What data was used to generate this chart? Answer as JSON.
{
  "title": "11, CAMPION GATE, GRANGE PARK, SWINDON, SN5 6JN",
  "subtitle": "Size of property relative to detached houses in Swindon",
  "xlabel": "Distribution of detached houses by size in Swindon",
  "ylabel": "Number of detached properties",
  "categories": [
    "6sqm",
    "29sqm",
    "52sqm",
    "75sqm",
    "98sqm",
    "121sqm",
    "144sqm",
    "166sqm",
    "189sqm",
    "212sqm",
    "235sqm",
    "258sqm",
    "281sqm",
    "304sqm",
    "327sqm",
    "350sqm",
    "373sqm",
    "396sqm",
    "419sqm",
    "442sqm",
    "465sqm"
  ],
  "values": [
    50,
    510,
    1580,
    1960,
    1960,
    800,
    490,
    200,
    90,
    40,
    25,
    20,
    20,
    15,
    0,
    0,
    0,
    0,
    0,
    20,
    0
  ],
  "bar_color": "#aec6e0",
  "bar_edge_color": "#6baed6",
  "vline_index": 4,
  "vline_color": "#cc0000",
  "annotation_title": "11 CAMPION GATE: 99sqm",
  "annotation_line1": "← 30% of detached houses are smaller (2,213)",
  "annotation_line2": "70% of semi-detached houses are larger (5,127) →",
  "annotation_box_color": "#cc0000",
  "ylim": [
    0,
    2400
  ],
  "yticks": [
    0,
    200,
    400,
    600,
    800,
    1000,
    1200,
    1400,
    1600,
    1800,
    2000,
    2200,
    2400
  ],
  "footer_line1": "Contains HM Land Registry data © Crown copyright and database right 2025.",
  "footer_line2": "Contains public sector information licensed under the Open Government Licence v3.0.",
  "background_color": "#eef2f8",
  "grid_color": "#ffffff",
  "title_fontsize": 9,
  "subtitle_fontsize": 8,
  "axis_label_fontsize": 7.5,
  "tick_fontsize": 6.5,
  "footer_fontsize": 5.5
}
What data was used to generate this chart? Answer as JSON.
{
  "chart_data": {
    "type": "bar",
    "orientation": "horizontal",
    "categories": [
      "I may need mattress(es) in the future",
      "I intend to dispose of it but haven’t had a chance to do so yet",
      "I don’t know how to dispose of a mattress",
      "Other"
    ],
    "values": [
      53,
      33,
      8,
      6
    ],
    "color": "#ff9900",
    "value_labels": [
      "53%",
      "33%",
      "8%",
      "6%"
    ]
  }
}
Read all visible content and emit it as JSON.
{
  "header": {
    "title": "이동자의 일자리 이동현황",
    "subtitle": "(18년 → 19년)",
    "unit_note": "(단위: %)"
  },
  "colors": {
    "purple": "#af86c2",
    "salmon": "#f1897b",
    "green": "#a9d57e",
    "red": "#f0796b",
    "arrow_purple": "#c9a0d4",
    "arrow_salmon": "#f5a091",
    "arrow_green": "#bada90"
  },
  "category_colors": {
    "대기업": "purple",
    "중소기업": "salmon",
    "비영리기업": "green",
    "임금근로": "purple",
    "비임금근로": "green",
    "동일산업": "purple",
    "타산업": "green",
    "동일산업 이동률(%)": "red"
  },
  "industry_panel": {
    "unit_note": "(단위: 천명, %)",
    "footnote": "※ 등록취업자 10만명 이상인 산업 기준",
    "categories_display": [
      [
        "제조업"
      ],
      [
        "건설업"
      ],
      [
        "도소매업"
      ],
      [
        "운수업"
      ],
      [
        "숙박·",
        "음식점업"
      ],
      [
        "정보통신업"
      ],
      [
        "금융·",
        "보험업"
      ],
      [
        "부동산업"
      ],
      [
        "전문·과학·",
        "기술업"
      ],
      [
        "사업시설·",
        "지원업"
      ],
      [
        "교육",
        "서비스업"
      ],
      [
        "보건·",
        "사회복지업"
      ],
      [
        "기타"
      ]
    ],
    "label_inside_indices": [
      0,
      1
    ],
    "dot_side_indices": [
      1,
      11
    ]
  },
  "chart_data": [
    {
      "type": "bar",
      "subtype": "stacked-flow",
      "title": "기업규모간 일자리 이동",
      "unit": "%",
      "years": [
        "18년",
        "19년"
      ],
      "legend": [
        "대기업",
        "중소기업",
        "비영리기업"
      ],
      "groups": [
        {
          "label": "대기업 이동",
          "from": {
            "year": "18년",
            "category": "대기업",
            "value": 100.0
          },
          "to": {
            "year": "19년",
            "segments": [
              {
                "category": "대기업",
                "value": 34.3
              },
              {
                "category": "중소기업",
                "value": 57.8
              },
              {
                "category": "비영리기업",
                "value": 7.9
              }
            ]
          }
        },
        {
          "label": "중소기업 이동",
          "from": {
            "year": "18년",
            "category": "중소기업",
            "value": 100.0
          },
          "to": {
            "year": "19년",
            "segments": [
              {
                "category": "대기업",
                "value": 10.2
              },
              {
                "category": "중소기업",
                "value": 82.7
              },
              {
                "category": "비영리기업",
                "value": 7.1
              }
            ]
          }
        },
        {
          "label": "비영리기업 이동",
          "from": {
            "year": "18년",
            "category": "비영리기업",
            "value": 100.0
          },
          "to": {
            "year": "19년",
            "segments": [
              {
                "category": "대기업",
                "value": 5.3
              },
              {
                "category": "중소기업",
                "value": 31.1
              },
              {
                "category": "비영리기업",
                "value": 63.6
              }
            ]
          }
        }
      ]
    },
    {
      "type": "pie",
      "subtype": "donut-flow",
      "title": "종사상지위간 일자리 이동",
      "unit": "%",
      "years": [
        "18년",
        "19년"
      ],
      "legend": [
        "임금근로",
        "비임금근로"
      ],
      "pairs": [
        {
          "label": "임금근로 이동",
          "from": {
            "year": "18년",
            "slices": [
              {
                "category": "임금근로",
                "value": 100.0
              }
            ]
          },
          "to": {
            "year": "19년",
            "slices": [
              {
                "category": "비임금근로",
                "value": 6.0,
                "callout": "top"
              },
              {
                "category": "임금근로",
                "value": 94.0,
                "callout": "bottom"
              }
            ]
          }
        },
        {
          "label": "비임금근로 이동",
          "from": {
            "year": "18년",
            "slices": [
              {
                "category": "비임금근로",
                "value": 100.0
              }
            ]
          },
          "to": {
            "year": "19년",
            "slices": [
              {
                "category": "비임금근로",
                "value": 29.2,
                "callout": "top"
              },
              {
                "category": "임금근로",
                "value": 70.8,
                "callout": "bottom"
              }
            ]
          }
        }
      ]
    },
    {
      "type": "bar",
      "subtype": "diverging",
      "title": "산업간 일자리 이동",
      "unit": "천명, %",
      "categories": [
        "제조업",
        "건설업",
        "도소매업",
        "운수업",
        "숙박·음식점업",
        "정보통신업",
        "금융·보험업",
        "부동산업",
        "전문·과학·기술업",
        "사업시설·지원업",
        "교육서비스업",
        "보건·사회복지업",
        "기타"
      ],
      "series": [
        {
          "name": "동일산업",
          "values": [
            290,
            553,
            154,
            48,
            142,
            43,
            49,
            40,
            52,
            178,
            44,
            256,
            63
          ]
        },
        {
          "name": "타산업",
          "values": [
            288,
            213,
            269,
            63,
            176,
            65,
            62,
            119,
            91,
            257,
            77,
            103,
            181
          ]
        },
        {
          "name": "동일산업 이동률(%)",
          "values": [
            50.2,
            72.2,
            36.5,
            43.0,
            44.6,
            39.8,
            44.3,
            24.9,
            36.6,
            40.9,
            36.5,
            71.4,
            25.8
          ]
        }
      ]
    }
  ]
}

□ □ □ □ □ □ □

- GOAL -
What is the number of lines in the listing that include the word "detached"? Give that number and nothing else.

- EXERCISE SOLUTION -
5